**** Records provided

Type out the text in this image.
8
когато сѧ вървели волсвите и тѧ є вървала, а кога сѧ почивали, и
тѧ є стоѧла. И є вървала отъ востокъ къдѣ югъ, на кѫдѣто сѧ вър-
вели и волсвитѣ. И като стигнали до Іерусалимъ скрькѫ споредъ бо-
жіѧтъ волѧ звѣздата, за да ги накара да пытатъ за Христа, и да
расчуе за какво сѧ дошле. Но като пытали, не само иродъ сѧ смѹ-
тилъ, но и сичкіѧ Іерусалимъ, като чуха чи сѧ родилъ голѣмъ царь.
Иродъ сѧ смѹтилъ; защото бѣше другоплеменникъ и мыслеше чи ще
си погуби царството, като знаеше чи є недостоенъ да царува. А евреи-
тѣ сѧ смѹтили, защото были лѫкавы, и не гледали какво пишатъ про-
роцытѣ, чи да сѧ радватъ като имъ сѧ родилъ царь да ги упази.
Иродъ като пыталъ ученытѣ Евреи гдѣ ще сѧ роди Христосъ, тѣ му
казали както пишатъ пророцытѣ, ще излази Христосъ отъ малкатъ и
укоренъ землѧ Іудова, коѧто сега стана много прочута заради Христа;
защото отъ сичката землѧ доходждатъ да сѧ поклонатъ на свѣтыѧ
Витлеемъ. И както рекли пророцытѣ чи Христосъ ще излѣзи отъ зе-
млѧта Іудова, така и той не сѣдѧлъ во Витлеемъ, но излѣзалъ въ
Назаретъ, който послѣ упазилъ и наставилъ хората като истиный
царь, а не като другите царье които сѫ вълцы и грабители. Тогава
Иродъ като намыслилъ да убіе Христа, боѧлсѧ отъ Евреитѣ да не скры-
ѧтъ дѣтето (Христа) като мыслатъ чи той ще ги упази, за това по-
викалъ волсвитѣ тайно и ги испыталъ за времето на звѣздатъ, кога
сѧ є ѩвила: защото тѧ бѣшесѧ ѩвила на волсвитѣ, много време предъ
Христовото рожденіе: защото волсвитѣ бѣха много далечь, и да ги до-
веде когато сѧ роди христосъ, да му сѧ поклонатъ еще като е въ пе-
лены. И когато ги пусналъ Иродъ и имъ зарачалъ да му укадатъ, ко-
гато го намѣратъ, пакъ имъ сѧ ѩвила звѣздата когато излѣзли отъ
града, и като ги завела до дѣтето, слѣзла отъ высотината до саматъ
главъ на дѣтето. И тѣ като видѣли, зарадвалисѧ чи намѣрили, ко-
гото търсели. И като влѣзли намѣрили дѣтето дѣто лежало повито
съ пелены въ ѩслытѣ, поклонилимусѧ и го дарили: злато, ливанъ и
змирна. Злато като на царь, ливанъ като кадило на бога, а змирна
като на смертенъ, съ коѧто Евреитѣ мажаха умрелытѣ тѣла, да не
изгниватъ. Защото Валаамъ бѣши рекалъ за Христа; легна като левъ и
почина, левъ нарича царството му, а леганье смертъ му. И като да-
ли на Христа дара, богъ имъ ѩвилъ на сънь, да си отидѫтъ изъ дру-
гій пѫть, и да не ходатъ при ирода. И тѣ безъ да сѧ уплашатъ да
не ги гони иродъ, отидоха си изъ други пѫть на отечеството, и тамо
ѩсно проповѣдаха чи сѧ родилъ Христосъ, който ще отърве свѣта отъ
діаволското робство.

********

What the task asks
Output all of the data again. Match it exactly.

Expected answer
Type out the text in this image.
8
когато сѧ вървели волсвите и тѧ є вървала, а кога сѧ почивали, и
тѧ є стоѧла. И є вървала отъ востокъ къдѣ югъ, на кѫдѣто сѧ вър-
вели и волсвитѣ. И като стигнали до Іерусалимъ скрькѫ споредъ бо-
жіѧтъ волѧ звѣздата, за да ги накара да пытатъ за Христа, и да
расчуе за какво сѧ дошле. Но като пытали, не само иродъ сѧ смѹ-
тилъ, но и сичкіѧ Іерусалимъ, като чуха чи сѧ родилъ голѣмъ царь.
Иродъ сѧ смѹтилъ; защото бѣше другоплеменникъ и мыслеше чи ще
си погуби царството, като знаеше чи є недостоенъ да царува. А евреи-
тѣ сѧ смѹтили, защото были лѫкавы, и не гледали какво пишатъ про-
роцытѣ, чи да сѧ радватъ като имъ сѧ родилъ царь да ги упази.
Иродъ като пыталъ ученытѣ Евреи гдѣ ще сѧ роди Христосъ, тѣ му
казали както пишатъ пророцытѣ, ще излази Христосъ отъ малкатъ и
укоренъ землѧ Іудова, коѧто сега стана много прочута заради Христа;
защото отъ сичката землѧ доходждатъ да сѧ поклонатъ на свѣтыѧ
Витлеемъ. И както рекли пророцытѣ чи Христосъ ще излѣзи отъ зе-
млѧта Іудова, така и той не сѣдѧлъ во Витлеемъ, но излѣзалъ въ
Назаретъ, който послѣ упазилъ и наставилъ хората като истиный
царь, а не като другите царье които сѫ вълцы и грабители. Тогава
Иродъ като намыслилъ да убіе Христа, боѧлсѧ отъ Евреитѣ да не скры-
ѧтъ дѣтето (Христа) като мыслатъ чи той ще ги упази, за това по-
викалъ волсвитѣ тайно и ги испыталъ за времето на звѣздатъ, кога
сѧ є ѩвила: защото тѧ бѣшесѧ ѩвила на волсвитѣ, много време предъ
Христовото рожденіе: защото волсвитѣ бѣха много далечь, и да ги до-
веде когато сѧ роди христосъ, да му сѧ поклонатъ еще като е въ пе-
лены. И когато ги пусналъ Иродъ и имъ зарачалъ да му укадатъ, ко-
гато го намѣратъ, пакъ имъ сѧ ѩвила звѣздата когато излѣзли отъ
града, и като ги завела до дѣтето, слѣзла отъ высотината до саматъ
главъ на дѣтето. И тѣ като видѣли, зарадвалисѧ чи намѣрили, ко-
гото търсели. И като влѣзли намѣрили дѣтето дѣто лежало повито
съ пелены въ ѩслытѣ, поклонилимусѧ и го дарили: злато, ливанъ и
змирна. Злато като на царь, ливанъ като кадило на бога, а змирна
като на смертенъ, съ коѧто Евреитѣ мажаха умрелытѣ тѣла, да не
изгниватъ. Защото Валаамъ бѣши рекалъ за Христа; легна като левъ и
почина, левъ нарича царството му, а леганье смертъ му. И като да-
ли на Христа дара, богъ имъ ѩвилъ на сънь, да си отидѫтъ изъ дру-
гій пѫть, и да не ходатъ при ирода. И тѣ безъ да сѧ уплашатъ да
не ги гони иродъ, отидоха си изъ други пѫть на отечеството, и тамо
ѩсно проповѣдаха чи сѧ родилъ Христосъ, който ще отърве свѣта отъ
діаволското робство.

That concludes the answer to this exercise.